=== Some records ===
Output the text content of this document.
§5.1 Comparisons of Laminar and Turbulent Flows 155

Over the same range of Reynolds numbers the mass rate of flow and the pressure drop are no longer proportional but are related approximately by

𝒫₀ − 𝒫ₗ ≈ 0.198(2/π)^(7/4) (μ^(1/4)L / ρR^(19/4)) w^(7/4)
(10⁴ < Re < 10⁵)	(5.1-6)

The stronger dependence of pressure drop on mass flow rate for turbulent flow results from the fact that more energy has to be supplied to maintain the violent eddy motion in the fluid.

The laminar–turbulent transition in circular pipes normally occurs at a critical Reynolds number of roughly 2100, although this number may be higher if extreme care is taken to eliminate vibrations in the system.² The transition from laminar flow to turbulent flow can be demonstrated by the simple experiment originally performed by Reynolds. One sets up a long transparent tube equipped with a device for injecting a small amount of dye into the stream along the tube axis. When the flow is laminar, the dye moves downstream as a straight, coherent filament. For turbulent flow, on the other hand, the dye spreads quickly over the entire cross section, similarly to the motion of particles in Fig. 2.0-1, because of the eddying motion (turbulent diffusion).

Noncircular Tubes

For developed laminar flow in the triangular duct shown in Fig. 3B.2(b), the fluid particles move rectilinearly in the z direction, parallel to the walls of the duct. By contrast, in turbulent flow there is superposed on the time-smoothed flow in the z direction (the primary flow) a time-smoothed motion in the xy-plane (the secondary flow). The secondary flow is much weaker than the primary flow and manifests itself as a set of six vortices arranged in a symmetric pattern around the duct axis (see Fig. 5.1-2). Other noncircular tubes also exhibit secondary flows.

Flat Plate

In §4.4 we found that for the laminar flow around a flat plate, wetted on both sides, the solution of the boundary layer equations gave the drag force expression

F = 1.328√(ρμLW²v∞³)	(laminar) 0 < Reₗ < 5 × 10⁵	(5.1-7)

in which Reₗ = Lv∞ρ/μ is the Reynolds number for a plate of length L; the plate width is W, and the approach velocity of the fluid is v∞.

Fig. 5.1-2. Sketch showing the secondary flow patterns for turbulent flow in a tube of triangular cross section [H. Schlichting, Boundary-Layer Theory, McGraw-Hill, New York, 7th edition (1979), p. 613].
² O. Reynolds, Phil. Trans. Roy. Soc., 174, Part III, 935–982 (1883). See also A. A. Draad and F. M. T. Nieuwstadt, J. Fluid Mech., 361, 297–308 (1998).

=== EXERCISE DIRECTIONS ===
Filter the data for the string "drop" and copy every line that has it.

=== REPLY ===
Over the same range of Reynolds numbers the mass rate of flow and the pressure drop are no longer proportional but are related approximately by
The stronger dependence of pressure drop on mass flow rate for turbulent flow results from the fact that more energy has to be supplied to maintain the violent eddy motion in the fluid.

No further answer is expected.